[Collected data entries]
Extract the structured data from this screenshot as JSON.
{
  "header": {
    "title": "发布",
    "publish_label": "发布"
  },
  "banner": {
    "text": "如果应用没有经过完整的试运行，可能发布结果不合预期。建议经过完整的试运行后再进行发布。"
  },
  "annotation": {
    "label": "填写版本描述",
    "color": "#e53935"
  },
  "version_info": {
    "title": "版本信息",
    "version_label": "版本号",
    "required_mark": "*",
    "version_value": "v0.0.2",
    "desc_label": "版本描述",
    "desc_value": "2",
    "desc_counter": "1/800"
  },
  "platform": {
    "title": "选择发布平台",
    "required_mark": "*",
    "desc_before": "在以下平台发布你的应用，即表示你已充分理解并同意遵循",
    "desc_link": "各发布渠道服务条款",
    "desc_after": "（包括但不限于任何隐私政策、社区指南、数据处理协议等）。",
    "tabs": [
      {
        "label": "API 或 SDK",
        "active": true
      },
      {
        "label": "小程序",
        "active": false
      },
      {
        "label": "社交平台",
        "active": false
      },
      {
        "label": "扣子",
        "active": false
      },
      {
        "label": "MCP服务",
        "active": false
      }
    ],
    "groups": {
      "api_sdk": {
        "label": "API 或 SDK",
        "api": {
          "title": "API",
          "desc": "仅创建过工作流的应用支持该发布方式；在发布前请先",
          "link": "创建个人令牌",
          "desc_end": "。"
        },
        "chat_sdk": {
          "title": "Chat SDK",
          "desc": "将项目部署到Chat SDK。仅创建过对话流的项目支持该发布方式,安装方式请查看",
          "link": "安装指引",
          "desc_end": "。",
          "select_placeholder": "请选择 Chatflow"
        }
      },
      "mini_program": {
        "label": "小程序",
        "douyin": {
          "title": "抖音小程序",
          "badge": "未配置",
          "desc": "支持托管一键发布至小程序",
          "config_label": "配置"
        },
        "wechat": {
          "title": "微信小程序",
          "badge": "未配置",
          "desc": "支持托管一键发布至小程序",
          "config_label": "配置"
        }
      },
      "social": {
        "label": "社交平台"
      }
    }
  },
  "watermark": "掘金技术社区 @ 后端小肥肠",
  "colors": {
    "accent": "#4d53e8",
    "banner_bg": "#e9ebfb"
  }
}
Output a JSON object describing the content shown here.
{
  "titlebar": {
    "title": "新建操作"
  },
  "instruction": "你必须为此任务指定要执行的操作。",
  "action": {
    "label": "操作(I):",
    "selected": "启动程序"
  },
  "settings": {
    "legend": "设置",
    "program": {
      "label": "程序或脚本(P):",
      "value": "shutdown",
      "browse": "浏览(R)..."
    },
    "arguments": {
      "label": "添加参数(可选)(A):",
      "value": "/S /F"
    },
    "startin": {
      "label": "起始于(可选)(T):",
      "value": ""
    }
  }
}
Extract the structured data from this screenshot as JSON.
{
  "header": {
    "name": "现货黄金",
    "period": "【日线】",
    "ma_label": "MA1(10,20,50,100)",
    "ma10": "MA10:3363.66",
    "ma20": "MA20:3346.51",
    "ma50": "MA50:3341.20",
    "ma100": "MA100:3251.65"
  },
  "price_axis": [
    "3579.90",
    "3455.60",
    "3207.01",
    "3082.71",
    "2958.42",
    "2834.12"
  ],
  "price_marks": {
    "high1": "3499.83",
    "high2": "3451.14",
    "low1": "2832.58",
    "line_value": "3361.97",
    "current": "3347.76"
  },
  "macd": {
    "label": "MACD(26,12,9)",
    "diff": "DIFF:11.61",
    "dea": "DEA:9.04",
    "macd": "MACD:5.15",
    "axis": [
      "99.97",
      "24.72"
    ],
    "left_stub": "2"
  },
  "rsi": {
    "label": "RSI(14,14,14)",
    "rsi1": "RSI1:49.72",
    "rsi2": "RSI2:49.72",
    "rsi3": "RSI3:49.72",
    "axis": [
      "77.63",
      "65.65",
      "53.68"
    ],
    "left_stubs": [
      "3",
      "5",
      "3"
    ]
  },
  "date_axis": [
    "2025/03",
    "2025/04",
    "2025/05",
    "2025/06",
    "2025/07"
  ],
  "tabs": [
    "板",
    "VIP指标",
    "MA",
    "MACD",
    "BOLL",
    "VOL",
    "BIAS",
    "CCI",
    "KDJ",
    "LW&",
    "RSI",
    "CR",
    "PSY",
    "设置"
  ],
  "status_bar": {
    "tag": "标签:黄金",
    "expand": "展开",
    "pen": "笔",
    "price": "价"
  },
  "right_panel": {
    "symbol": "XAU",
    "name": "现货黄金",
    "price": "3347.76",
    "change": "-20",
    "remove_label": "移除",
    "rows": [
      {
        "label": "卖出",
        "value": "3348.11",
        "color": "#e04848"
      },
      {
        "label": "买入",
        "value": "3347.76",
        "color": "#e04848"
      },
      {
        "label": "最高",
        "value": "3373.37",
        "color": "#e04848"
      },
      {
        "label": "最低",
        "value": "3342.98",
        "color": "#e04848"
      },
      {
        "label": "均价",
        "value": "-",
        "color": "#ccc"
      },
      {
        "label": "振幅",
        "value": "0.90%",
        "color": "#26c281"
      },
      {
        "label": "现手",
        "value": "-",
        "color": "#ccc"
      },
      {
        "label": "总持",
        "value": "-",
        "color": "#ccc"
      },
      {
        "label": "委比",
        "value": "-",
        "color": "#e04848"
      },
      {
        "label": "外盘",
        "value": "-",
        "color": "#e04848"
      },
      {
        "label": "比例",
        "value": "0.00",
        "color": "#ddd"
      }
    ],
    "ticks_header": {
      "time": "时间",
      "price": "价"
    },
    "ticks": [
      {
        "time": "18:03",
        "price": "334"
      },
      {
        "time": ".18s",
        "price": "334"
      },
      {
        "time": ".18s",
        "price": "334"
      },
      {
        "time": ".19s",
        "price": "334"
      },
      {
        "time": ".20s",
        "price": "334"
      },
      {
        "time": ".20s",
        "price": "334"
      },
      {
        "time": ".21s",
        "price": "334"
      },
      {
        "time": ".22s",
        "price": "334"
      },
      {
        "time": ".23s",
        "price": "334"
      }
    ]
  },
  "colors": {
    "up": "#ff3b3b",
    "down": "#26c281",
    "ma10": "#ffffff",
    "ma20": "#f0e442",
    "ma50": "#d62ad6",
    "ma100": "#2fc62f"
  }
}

● **Given request**:
Faithfully transcribe the whole of the data.

● **Answer to this exercise**:
Extract the structured data from this screenshot as JSON.
{
  "header": {
    "title": "发布",
    "publish_label": "发布"
  },
  "banner": {
    "text": "如果应用没有经过完整的试运行，可能发布结果不合预期。建议经过完整的试运行后再进行发布。"
  },
  "annotation": {
    "label": "填写版本描述",
    "color": "#e53935"
  },
  "version_info": {
    "title": "版本信息",
    "version_label": "版本号",
    "required_mark": "*",
    "version_value": "v0.0.2",
    "desc_label": "版本描述",
    "desc_value": "2",
    "desc_counter": "1/800"
  },
  "platform": {
    "title": "选择发布平台",
    "required_mark": "*",
    "desc_before": "在以下平台发布你的应用，即表示你已充分理解并同意遵循",
    "desc_link": "各发布渠道服务条款",
    "desc_after": "（包括但不限于任何隐私政策、社区指南、数据处理协议等）。",
    "tabs": [
      {
        "label": "API 或 SDK",
        "active": true
      },
      {
        "label": "小程序",
        "active": false
      },
      {
        "label": "社交平台",
        "active": false
      },
      {
        "label": "扣子",
        "active": false
      },
      {
        "label": "MCP服务",
        "active": false
      }
    ],
    "groups": {
      "api_sdk": {
        "label": "API 或 SDK",
        "api": {
          "title": "API",
          "desc": "仅创建过工作流的应用支持该发布方式；在发布前请先",
          "link": "创建个人令牌",
          "desc_end": "。"
        },
        "chat_sdk": {
          "title": "Chat SDK",
          "desc": "将项目部署到Chat SDK。仅创建过对话流的项目支持该发布方式,安装方式请查看",
          "link": "安装指引",
          "desc_end": "。",
          "select_placeholder": "请选择 Chatflow"
        }
      },
      "mini_program": {
        "label": "小程序",
        "douyin": {
          "title": "抖音小程序",
          "badge": "未配置",
          "desc": "支持托管一键发布至小程序",
          "config_label": "配置"
        },
        "wechat": {
          "title": "微信小程序",
          "badge": "未配置",
          "desc": "支持托管一键发布至小程序",
          "config_label": "配置"
        }
      },
      "social": {
        "label": "社交平台"
      }
    }
  },
  "watermark": "掘金技术社区 @ 后端小肥肠",
  "colors": {
    "accent": "#4d53e8",
    "banner_bg": "#e9ebfb"
  }
}
Output a JSON object describing the content shown here.
{
  "titlebar": {
    "title": "新建操作"
  },
  "instruction": "你必须为此任务指定要执行的操作。",
  "action": {
    "label": "操作(I):",
    "selected": "启动程序"
  },
  "settings": {
    "legend": "设置",
    "program": {
      "label": "程序或脚本(P):",
      "value": "shutdown",
      "browse": "浏览(R)..."
    },
    "arguments": {
      "label": "添加参数(可选)(A):",
      "value": "/S /F"
    },
    "startin": {
      "label": "起始于(可选)(T):",
      "value": ""
    }
  }
}
Extract the structured data from this screenshot as JSON.
{
  "header": {
    "name": "现货黄金",
    "period": "【日线】",
    "ma_label": "MA1(10,20,50,100)",
    "ma10": "MA10:3363.66",
    "ma20": "MA20:3346.51",
    "ma50": "MA50:3341.20",
    "ma100": "MA100:3251.65"
  },
  "price_axis": [
    "3579.90",
    "3455.60",
    "3207.01",
    "3082.71",
    "2958.42",
    "2834.12"
  ],
  "price_marks": {
    "high1": "3499.83",
    "high2": "3451.14",
    "low1": "2832.58",
    "line_value": "3361.97",
    "current": "3347.76"
  },
  "macd": {
    "label": "MACD(26,12,9)",
    "diff": "DIFF:11.61",
    "dea": "DEA:9.04",
    "macd": "MACD:5.15",
    "axis": [
      "99.97",
      "24.72"
    ],
    "left_stub": "2"
  },
  "rsi": {
    "label": "RSI(14,14,14)",
    "rsi1": "RSI1:49.72",
    "rsi2": "RSI2:49.72",
    "rsi3": "RSI3:49.72",
    "axis": [
      "77.63",
      "65.65",
      "53.68"
    ],
    "left_stubs": [
      "3",
      "5",
      "3"
    ]
  },
  "date_axis": [
    "2025/03",
    "2025/04",
    "2025/05",
    "2025/06",
    "2025/07"
  ],
  "tabs": [
    "板",
    "VIP指标",
    "MA",
    "MACD",
    "BOLL",
    "VOL",
    "BIAS",
    "CCI",
    "KDJ",
    "LW&",
    "RSI",
    "CR",
    "PSY",
    "设置"
  ],
  "status_bar": {
    "tag": "标签:黄金",
    "expand": "展开",
    "pen": "笔",
    "price": "价"
  },
  "right_panel": {
    "symbol": "XAU",
    "name": "现货黄金",
    "price": "3347.76",
    "change": "-20",
    "remove_label": "移除",
    "rows": [
      {
        "label": "卖出",
        "value": "3348.11",
        "color": "#e04848"
      },
      {
        "label": "买入",
        "value": "3347.76",
        "color": "#e04848"
      },
      {
        "label": "最高",
        "value": "3373.37",
        "color": "#e04848"
      },
      {
        "label": "最低",
        "value": "3342.98",
        "color": "#e04848"
      },
      {
        "label": "均价",
        "value": "-",
        "color": "#ccc"
      },
      {
        "label": "振幅",
        "value": "0.90%",
        "color": "#26c281"
      },
      {
        "label": "现手",
        "value": "-",
        "color": "#ccc"
      },
      {
        "label": "总持",
        "value": "-",
        "color": "#ccc"
      },
      {
        "label": "委比",
        "value": "-",
        "color": "#e04848"
      },
      {
        "label": "外盘",
        "value": "-",
        "color": "#e04848"
      },
      {
        "label": "比例",
        "value": "0.00",
        "color": "#ddd"
      }
    ],
    "ticks_header": {
      "time": "时间",
      "price": "价"
    },
    "ticks": [
      {
        "time": "18:03",
        "price": "334"
      },
      {
        "time": ".18s",
        "price": "334"
      },
      {
        "time": ".18s",
        "price": "334"
      },
      {
        "time": ".19s",
        "price": "334"
      },
      {
        "time": ".20s",
        "price": "334"
      },
      {
        "time": ".20s",
        "price": "334"
      },
      {
        "time": ".21s",
        "price": "334"
      },
      {
        "time": ".22s",
        "price": "334"
      },
      {
        "time": ".23s",
        "price": "334"
      }
    ]
  },
  "colors": {
    "up": "#ff3b3b",
    "down": "#26c281",
    "ma10": "#ffffff",
    "ma20": "#f0e442",
    "ma50": "#d62ad6",
    "ma100": "#2fc62f"
  }
}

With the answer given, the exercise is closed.